→ **Aim of the exercise**
Reproduce word for word the part of the WWE programming passage below that begins at the words "There are too many pay-per-views." and stops after the words "15 years ago.".

→ **Passage shown**
WWE's different programs are aimed at different demographics depending on the show format, day and time it airs. Saturday Morning Slam is meant to target younger kids, whereas Raw is more for older members of the WWE Universe. From a branding standpoint, it makes sense. From a quality standpoint, it sucks.

The answer with so many issues within WWE is “too many.”

There are too many weekly programs. There are too many yearly pay-per-views. There are too many creative writers (16 on staff) with their hands in the pot.

WWE films all of the weekly programs on Monday or Tuesday in one venue. Two days of filming for a week of content. It's an efficient process that turns a profit.

There are too many pay-per-views. The more there is of anything, the less significant that anything becomes. The cost of putting on a pay-per-view is about the same as filming Monday Night Raw. Similar set up. Same amount of manpower. But with pay-per-view, WWE is charging higher ticket prices and people are paying $60 to see it at home. It seems to be an obvious money maker.

Today, one company is producing the same amount of weekly content that it took three national wrestling companies to turn out 15 years ago.

The too many hours of programming is highlighted by its repetitiveness. A viewer might watch a new episode of any show and not be crazy about it, but you never hear them request a rerun over new episodes. Sometimes WWE's content-boarders rerun with the same matches and video flashbacks.

→ **Data shown**
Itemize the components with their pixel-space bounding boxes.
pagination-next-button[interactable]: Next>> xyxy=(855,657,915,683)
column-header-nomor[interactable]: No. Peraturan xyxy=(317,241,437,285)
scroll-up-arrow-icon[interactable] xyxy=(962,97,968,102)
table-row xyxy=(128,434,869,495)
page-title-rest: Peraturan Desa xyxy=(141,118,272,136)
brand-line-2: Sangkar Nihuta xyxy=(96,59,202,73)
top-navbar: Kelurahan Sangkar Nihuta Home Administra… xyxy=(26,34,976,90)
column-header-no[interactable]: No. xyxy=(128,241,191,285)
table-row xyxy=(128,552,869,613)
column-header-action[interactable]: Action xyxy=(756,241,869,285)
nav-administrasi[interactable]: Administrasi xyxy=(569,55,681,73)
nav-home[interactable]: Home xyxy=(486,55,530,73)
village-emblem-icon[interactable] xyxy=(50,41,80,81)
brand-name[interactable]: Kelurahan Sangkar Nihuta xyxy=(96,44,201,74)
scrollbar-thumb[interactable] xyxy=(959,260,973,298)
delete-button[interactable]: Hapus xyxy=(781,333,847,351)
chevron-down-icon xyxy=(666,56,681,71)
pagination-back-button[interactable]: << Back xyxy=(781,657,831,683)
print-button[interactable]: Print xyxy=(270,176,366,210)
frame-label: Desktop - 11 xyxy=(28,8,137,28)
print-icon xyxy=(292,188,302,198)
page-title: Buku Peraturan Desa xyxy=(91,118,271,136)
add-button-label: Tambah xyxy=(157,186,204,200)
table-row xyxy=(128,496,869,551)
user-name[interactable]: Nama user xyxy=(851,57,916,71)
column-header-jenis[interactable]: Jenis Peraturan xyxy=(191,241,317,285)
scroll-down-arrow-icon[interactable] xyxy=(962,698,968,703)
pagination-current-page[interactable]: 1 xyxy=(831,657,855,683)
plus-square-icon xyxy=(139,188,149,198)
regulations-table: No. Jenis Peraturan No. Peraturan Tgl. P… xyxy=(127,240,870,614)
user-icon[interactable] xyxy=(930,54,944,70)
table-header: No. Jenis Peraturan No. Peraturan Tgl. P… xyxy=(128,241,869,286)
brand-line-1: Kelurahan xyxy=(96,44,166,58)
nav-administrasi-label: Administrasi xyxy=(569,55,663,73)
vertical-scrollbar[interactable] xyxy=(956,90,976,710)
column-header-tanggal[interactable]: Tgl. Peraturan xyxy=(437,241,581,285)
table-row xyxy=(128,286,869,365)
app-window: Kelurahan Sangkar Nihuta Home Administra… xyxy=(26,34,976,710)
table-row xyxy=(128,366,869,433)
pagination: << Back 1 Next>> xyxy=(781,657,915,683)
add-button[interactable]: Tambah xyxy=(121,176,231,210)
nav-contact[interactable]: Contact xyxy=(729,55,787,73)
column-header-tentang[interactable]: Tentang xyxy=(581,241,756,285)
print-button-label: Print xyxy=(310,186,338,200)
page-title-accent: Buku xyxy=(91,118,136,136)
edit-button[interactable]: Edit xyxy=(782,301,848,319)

→ **Expected answer**
There are too many pay-per-views. The more there is of anything, the less significant that anything becomes. The cost of putting on a pay-per-view is about the same as filming Monday Night Raw. Similar set up. Same amount of manpower. But with pay-per-view, WWE is charging higher ticket prices and people are paying $60 to see it at home. It seems to be an obvious money maker.

Today, one company is producing the same amount of weekly content that it took three national wrestling companies to turn out 15 years ago.